**Your objective:** Which lines in the items below contain the string "Маркет"? Copy each of them, treating uppercase and lowercase as different.

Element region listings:

#####

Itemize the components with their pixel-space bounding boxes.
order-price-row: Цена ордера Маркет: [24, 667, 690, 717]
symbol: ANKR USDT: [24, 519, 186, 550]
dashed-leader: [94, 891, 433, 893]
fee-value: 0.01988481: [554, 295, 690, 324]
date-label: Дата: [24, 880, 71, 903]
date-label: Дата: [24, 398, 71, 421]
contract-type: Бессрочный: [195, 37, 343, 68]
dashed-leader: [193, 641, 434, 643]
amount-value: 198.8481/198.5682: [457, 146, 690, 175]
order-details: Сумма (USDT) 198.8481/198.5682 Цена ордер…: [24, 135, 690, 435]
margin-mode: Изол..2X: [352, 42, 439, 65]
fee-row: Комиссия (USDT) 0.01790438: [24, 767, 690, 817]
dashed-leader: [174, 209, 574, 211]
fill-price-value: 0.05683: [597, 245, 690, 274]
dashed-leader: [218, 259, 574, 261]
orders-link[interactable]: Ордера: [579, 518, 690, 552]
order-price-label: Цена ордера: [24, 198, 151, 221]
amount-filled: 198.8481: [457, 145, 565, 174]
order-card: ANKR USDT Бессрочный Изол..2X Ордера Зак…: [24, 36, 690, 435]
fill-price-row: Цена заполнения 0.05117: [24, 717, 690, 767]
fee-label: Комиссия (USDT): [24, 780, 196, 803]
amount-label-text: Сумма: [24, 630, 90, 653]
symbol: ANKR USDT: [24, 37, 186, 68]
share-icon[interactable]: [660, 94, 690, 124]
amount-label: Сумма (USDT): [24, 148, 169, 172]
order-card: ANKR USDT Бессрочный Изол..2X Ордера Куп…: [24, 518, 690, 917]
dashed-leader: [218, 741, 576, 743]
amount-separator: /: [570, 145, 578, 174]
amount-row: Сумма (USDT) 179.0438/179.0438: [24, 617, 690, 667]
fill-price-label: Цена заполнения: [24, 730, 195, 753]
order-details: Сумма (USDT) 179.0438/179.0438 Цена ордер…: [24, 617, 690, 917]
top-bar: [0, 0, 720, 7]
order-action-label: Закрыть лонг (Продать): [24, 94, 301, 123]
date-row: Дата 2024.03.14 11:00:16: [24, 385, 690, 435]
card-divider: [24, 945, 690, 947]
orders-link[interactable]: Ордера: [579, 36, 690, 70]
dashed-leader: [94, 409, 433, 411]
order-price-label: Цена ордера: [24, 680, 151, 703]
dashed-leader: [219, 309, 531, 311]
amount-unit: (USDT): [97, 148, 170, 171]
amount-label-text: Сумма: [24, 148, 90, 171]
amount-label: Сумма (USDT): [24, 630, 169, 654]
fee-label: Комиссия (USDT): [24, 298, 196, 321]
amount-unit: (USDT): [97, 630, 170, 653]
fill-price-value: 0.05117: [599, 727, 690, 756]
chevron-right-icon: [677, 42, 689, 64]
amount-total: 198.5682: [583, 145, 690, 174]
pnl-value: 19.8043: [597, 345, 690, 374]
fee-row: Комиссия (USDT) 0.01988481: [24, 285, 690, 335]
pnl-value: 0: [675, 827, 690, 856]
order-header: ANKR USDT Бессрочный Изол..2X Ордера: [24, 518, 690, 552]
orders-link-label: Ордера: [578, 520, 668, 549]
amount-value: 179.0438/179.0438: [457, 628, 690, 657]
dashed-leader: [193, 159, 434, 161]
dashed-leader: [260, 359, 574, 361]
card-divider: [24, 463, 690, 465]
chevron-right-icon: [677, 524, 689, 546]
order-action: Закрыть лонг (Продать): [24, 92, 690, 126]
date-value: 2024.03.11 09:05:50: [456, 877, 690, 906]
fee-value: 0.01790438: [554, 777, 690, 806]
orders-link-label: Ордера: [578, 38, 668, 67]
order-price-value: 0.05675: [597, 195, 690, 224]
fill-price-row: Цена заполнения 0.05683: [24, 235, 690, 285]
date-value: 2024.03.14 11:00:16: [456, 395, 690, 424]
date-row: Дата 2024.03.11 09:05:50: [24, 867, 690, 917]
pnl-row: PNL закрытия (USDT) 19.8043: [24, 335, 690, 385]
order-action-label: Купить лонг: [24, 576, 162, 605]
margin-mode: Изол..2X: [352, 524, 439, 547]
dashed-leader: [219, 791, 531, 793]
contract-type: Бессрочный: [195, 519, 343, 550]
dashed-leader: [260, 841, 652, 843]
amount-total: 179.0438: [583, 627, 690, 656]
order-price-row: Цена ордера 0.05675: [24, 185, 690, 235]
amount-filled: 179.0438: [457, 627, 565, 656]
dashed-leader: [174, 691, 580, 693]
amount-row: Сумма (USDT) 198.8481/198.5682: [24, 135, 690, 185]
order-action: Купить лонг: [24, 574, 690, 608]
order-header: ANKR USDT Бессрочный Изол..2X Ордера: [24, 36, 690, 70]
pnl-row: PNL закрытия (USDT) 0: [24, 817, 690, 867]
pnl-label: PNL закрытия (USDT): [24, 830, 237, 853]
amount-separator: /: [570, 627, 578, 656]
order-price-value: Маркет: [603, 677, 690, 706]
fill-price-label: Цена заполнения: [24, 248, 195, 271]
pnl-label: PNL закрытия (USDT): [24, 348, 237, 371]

#####

**Written solution:**
order-price-row: Цена ордера Маркет: [24, 667, 690, 717]
order-price-value: Маркет: [603, 677, 690, 706]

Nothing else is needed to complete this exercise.